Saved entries
※

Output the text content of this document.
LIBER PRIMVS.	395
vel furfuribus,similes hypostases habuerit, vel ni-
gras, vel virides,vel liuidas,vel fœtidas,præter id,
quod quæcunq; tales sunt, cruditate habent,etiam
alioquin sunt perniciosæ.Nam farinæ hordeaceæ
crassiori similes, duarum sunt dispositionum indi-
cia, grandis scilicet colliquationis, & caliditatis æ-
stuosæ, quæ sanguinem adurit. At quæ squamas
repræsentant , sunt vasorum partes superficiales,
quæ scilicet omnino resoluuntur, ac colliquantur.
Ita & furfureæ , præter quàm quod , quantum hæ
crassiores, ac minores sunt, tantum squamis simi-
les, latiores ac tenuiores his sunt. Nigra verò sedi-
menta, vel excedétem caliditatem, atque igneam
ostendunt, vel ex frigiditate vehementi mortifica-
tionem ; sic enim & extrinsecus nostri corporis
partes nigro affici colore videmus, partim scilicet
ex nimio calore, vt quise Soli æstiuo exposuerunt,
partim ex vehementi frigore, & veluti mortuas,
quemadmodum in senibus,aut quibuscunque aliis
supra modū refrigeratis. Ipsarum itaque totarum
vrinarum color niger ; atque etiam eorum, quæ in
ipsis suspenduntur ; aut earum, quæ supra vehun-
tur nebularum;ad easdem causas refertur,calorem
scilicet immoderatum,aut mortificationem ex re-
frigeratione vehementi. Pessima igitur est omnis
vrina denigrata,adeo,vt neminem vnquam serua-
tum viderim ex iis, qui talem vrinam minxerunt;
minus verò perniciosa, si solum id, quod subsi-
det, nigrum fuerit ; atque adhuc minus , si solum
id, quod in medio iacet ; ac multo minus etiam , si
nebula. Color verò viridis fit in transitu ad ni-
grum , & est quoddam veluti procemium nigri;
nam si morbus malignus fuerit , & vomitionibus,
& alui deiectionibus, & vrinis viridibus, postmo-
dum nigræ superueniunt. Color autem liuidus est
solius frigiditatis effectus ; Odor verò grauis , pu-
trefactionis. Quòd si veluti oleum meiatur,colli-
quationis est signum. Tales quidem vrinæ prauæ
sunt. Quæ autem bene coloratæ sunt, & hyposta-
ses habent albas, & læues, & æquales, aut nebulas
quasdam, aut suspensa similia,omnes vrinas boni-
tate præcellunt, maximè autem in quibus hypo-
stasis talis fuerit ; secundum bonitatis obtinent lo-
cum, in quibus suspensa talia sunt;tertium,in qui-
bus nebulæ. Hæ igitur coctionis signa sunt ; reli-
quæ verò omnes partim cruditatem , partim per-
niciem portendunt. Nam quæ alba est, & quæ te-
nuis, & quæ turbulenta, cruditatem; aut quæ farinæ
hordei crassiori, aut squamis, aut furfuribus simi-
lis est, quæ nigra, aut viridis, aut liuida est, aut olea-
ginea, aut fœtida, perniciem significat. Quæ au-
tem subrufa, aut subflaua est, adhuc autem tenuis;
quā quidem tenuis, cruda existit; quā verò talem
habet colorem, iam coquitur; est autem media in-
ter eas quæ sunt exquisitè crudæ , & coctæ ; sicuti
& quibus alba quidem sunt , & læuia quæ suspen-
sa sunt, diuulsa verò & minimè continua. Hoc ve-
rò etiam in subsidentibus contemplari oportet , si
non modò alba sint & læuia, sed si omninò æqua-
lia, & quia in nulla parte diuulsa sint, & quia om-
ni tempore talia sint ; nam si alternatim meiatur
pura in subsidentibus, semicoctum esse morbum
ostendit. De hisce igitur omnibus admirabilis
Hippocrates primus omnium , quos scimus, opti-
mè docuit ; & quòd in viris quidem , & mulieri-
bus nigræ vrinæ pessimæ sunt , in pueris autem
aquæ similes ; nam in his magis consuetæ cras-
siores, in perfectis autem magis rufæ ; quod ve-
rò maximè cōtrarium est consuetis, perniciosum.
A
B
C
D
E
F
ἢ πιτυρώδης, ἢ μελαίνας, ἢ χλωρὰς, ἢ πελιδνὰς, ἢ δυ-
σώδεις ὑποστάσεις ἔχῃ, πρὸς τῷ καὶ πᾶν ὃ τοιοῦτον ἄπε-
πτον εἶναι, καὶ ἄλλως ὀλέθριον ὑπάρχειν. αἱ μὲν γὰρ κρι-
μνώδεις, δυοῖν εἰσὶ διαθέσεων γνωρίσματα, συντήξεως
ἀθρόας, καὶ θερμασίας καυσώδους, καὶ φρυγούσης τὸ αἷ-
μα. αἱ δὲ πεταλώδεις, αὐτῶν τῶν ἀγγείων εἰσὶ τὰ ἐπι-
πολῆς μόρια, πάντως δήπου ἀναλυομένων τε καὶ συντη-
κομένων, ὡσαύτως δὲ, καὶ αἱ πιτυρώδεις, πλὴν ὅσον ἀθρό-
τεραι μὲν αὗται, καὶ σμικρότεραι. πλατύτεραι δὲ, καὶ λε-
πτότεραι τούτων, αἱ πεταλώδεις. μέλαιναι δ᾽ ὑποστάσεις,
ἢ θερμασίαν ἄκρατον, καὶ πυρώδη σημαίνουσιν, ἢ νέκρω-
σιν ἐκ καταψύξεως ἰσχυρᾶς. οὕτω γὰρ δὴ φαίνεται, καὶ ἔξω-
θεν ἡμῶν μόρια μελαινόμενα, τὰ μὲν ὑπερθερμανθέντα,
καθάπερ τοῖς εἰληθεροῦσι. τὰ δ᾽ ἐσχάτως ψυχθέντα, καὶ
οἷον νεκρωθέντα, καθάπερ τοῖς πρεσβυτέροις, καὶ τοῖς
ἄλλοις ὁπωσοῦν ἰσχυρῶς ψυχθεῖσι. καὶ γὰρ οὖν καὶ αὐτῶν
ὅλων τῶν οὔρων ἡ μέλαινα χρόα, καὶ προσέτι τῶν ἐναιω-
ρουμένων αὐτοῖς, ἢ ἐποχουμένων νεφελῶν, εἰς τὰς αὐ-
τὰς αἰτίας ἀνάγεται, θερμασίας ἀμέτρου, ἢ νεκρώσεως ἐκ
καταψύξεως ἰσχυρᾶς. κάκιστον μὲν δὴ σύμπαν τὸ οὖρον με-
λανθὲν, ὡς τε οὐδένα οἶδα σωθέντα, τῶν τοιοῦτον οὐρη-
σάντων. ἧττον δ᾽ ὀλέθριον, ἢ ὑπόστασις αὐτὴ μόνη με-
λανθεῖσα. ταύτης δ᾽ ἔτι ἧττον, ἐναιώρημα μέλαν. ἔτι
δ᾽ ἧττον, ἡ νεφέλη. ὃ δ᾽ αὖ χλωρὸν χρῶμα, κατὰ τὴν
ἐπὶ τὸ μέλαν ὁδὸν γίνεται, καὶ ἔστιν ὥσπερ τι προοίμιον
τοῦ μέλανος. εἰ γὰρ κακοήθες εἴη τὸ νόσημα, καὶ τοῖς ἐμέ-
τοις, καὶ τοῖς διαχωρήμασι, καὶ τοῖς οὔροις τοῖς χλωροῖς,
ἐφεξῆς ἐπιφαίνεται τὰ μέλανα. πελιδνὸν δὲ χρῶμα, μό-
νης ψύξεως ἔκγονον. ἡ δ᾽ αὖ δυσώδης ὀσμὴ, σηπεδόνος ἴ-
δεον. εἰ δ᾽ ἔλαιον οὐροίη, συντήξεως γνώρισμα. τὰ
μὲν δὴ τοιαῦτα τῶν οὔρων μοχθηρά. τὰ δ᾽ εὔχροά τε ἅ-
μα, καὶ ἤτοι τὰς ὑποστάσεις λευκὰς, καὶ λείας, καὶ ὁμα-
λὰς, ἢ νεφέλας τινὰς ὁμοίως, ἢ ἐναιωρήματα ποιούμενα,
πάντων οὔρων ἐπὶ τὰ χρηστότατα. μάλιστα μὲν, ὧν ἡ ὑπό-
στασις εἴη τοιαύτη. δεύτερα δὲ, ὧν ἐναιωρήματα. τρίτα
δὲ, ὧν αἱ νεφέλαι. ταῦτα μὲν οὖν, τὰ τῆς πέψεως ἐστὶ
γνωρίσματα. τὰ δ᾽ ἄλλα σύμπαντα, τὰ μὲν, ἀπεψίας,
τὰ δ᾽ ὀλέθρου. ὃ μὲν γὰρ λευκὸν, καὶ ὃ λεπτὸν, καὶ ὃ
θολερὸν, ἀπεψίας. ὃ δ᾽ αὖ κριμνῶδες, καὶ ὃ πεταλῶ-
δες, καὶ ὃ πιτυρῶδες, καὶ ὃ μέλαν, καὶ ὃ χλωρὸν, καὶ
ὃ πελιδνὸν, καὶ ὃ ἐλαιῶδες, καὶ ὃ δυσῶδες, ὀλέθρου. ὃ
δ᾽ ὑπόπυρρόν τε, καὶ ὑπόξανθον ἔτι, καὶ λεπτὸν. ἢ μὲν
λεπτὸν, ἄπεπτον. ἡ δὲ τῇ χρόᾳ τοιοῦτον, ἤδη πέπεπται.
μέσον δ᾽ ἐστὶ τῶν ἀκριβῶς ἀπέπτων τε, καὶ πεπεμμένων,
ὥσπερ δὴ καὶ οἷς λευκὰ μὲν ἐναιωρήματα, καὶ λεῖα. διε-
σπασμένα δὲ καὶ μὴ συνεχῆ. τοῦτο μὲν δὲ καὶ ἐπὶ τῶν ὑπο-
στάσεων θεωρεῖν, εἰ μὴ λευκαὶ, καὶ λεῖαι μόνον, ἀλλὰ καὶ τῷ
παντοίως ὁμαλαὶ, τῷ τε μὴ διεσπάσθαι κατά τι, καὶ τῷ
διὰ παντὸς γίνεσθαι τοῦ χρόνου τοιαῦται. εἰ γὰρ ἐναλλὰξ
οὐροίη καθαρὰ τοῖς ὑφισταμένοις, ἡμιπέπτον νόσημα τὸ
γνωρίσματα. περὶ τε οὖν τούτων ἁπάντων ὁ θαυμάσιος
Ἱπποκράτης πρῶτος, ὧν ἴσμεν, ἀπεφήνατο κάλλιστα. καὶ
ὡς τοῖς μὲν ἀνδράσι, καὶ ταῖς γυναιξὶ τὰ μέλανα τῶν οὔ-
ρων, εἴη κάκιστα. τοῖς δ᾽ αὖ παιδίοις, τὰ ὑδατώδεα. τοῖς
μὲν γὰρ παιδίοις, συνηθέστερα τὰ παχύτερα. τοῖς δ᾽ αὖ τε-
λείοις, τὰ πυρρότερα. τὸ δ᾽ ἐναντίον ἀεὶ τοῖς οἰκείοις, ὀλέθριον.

※

* [Brief]: Which lines contain "θερμασίας"? Show each of them.

* [Response to the exercise]:
ἀθρόας, καὶ θερμασίας καυσώδους, καὶ φρυγούσης τὸ αἷ-
τὰς αἰτίας ἀνάγεται, θερμασίας ἀμέτρου, ἢ νεκρώσεως ἐκ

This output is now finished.